● Provided entries
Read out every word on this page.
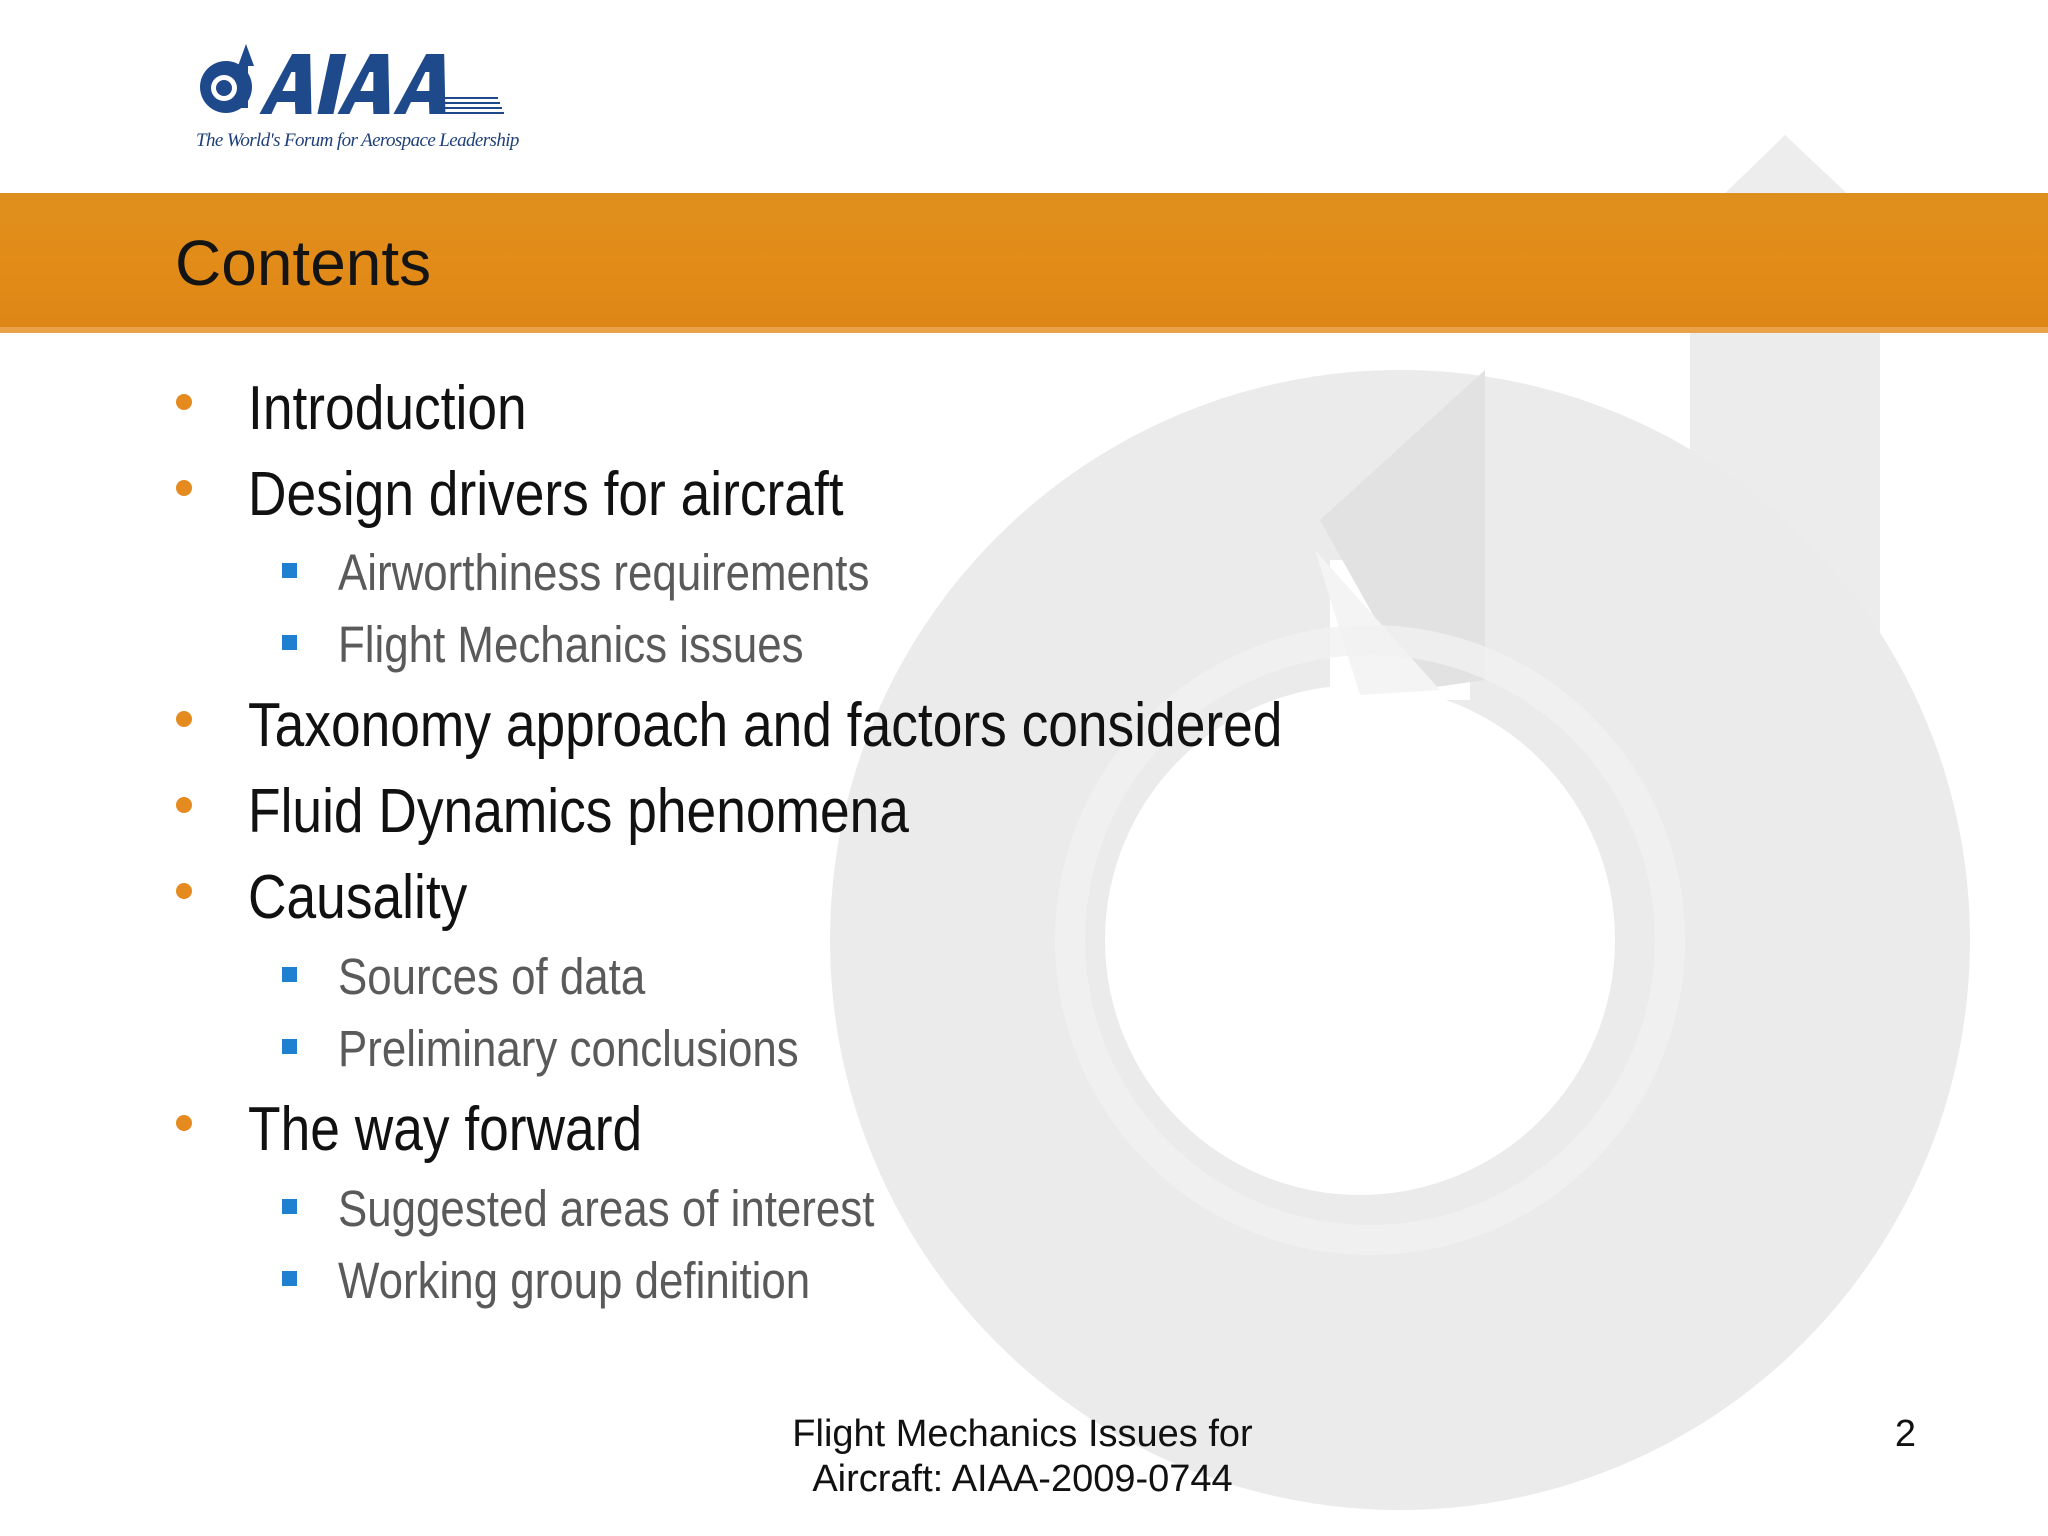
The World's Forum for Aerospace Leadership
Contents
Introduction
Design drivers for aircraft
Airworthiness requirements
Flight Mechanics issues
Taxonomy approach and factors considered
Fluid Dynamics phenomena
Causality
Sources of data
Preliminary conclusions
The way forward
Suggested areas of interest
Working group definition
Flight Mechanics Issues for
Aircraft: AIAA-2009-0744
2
* * *
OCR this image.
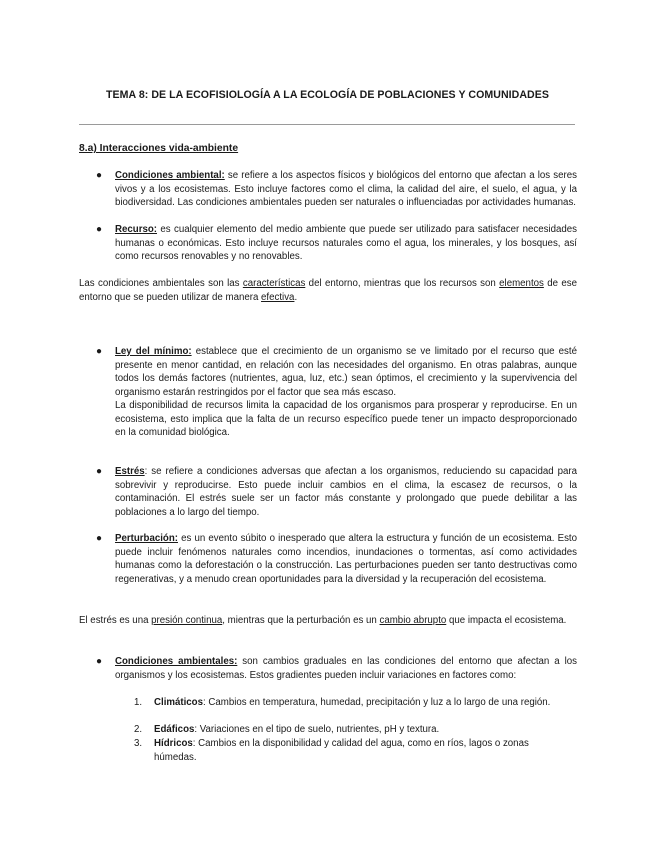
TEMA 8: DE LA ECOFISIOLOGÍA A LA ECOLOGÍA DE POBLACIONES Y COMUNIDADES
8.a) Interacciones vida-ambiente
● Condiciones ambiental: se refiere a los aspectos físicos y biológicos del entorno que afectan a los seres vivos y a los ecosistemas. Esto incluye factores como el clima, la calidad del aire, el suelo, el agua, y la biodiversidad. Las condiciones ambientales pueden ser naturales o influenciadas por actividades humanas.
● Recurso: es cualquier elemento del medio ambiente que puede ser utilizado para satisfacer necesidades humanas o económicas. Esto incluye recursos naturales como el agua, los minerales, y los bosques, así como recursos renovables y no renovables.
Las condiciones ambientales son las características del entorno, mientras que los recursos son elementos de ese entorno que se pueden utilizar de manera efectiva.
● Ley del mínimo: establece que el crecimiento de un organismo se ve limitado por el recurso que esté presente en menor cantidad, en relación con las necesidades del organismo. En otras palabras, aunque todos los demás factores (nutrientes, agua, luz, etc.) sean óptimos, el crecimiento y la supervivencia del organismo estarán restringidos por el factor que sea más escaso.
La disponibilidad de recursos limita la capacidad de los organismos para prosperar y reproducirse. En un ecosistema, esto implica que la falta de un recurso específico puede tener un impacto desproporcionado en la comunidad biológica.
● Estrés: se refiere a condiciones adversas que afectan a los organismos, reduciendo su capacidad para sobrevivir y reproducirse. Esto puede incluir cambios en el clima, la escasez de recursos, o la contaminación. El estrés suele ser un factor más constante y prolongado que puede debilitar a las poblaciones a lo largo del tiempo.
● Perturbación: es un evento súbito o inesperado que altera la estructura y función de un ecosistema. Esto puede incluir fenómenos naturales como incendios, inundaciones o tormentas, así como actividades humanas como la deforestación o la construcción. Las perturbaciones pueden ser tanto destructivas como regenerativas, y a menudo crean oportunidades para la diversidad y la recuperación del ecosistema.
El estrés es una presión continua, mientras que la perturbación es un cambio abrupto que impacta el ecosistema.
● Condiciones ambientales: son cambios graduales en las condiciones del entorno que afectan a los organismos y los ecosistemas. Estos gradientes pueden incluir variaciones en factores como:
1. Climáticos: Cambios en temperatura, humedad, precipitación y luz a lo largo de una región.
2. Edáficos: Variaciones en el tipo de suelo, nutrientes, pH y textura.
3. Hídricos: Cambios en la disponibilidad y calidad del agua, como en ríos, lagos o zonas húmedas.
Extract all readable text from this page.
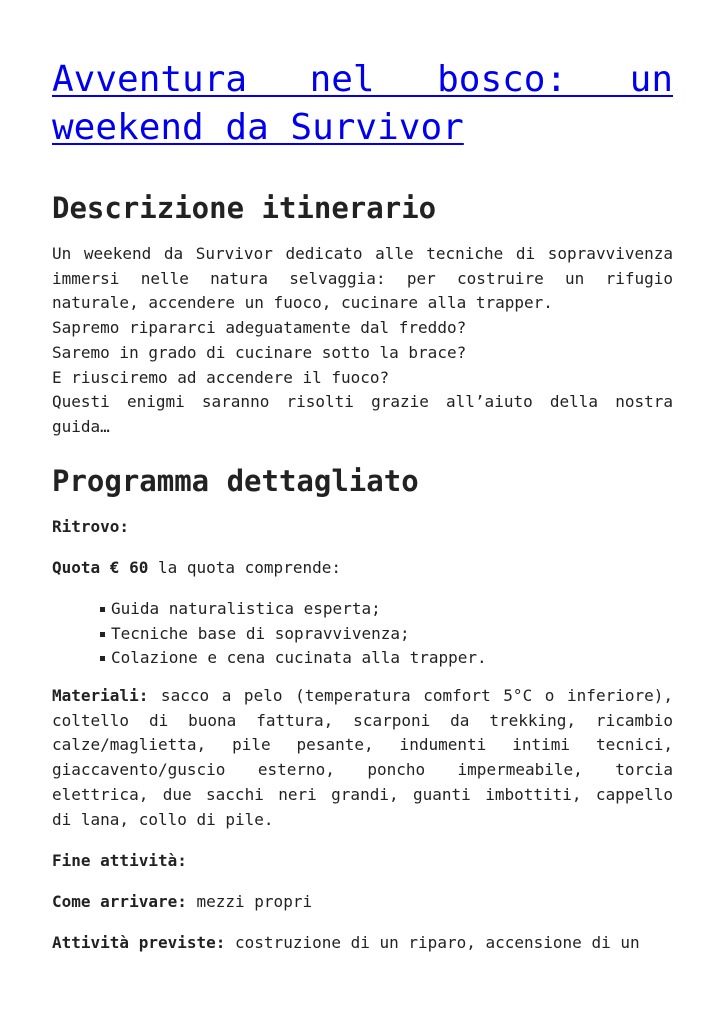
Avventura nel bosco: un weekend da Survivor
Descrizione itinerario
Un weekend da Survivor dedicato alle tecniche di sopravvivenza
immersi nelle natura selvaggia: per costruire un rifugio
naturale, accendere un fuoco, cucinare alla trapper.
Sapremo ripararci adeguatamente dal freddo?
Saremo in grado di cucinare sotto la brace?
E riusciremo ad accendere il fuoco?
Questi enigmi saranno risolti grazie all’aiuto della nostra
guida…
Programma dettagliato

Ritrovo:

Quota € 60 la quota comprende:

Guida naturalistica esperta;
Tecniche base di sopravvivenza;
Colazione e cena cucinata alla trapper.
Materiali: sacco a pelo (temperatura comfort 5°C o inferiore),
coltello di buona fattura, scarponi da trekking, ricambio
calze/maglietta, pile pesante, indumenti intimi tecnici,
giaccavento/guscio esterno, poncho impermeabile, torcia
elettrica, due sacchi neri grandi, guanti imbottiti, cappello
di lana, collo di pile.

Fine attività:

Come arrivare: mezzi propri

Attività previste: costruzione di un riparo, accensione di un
---
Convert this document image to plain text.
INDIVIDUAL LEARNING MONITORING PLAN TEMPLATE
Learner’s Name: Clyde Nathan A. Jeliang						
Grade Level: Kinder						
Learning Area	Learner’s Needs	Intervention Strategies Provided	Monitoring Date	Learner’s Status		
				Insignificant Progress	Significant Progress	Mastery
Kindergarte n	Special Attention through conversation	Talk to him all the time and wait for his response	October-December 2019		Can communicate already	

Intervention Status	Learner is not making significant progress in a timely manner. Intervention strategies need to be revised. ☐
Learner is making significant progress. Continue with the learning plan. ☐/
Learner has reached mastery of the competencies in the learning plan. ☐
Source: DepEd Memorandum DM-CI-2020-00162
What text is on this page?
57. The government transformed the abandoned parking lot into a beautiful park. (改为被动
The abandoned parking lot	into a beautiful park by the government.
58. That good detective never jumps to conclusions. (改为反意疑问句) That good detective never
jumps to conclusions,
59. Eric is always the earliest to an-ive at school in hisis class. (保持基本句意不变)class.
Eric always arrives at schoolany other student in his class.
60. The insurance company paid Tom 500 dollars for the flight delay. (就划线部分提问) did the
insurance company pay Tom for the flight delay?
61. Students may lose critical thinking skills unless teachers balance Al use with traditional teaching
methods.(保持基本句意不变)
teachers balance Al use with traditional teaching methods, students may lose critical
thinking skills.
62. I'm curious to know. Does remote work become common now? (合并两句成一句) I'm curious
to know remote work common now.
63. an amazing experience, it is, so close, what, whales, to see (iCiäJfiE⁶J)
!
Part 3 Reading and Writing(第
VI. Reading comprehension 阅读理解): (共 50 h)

● Job
Pick out each line containing "Intervention" and report it.

● Result of this task
Learning Area	Learner’s Needs	Intervention Strategies Provided	Monitoring Date	Learner’s Status		
Intervention Status	Learner is not making significant progress in a timely manner. Intervention strategies need to be revised. ☐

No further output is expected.